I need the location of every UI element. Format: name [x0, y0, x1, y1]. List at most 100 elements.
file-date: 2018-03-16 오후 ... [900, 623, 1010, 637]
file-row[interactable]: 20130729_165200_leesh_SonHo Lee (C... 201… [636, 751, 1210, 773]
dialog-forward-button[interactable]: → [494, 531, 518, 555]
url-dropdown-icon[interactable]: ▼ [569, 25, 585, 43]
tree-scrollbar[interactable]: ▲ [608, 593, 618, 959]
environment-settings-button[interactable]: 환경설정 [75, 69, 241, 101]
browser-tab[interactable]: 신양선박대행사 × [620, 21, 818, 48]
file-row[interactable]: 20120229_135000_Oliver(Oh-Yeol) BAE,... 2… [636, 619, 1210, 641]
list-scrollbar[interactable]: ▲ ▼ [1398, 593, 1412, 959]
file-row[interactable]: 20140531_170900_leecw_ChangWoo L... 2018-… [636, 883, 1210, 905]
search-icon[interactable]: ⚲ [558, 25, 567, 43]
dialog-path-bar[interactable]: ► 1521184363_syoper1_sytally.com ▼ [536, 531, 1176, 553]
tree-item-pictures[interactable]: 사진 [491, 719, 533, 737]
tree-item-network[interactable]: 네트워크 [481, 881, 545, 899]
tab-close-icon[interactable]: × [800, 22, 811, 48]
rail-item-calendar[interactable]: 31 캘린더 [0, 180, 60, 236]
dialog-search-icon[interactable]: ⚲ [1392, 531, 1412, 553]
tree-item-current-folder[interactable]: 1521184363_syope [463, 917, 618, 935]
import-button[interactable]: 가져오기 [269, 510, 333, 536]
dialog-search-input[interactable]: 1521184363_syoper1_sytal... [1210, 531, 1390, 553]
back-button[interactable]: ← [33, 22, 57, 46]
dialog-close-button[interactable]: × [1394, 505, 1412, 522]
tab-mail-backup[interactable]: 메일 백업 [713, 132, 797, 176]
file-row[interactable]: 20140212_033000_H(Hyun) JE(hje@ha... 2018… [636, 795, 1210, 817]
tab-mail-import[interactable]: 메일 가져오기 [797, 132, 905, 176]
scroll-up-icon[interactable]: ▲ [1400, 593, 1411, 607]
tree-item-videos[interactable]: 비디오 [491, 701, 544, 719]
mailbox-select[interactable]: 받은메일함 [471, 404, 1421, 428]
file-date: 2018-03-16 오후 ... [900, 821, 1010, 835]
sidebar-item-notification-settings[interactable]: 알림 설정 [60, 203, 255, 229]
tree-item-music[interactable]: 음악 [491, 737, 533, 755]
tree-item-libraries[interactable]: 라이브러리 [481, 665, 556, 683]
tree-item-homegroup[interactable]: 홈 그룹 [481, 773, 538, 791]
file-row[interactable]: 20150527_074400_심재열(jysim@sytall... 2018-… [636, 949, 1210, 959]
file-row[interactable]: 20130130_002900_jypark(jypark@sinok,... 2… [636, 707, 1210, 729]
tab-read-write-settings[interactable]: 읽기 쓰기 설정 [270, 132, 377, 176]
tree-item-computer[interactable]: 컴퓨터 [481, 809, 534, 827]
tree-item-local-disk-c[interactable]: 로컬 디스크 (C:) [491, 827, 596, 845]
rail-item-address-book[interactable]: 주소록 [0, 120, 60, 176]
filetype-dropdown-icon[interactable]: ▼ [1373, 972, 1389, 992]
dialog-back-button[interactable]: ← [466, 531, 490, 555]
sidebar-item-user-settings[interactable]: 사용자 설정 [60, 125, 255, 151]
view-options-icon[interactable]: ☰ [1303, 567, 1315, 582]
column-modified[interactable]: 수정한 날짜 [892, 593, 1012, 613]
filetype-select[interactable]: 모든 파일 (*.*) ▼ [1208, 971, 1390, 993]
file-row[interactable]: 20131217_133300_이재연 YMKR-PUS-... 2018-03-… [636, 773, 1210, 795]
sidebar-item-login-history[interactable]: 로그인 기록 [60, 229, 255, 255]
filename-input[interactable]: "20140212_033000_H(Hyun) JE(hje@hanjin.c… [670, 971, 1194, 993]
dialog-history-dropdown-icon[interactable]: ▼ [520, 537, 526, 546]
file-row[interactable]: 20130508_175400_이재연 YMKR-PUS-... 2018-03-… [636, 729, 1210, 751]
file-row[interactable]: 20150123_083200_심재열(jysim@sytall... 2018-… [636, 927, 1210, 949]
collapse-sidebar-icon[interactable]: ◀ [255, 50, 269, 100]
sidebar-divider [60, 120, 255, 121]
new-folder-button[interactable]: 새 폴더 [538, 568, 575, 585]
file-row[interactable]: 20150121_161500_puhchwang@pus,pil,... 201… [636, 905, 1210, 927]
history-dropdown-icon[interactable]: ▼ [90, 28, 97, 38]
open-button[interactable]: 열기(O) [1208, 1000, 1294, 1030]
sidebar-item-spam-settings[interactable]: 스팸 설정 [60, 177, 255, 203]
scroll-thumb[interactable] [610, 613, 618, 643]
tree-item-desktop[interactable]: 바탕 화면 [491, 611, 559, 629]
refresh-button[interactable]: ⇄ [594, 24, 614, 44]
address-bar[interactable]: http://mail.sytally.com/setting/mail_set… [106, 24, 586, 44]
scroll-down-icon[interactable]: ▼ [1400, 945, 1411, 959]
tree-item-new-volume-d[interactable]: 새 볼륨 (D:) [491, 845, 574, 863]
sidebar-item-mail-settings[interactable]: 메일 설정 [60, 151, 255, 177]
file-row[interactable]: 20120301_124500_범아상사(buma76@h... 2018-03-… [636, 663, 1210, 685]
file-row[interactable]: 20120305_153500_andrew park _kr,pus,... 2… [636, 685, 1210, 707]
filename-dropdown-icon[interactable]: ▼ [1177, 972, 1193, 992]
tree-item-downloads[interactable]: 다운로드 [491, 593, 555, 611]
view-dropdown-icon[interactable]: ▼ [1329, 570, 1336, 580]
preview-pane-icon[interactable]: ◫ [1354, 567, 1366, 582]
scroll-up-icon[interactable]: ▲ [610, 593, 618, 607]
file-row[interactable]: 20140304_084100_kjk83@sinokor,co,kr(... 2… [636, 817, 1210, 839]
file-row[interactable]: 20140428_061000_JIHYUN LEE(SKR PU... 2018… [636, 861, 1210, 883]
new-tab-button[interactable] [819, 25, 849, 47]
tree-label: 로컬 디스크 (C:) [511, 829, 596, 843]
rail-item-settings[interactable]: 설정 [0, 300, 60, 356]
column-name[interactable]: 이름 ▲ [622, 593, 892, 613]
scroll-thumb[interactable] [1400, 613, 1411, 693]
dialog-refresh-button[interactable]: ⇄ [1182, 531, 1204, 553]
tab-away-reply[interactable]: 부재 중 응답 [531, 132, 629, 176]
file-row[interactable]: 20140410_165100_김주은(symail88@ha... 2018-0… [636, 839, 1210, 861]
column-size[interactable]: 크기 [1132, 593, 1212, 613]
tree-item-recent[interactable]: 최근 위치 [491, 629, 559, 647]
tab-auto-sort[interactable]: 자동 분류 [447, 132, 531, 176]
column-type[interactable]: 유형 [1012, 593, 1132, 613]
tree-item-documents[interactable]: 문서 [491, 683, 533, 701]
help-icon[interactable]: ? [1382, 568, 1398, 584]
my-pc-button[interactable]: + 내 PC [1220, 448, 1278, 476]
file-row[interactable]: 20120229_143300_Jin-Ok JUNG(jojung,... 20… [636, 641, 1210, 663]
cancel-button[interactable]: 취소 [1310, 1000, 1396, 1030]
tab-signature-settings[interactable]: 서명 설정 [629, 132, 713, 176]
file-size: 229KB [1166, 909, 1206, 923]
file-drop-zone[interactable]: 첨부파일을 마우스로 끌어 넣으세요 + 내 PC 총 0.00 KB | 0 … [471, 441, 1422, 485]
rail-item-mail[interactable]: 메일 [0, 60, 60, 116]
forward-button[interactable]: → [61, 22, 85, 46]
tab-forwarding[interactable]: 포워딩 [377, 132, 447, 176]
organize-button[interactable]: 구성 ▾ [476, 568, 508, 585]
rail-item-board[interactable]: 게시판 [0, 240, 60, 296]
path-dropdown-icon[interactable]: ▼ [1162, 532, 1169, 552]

Written exercise:
List every line in the items above that contains the word "column".

Correct result:
column-modified[interactable]: 수정한 날짜 [892, 593, 1012, 613]
column-name[interactable]: 이름 ▲ [622, 593, 892, 613]
column-size[interactable]: 크기 [1132, 593, 1212, 613]
column-type[interactable]: 유형 [1012, 593, 1132, 613]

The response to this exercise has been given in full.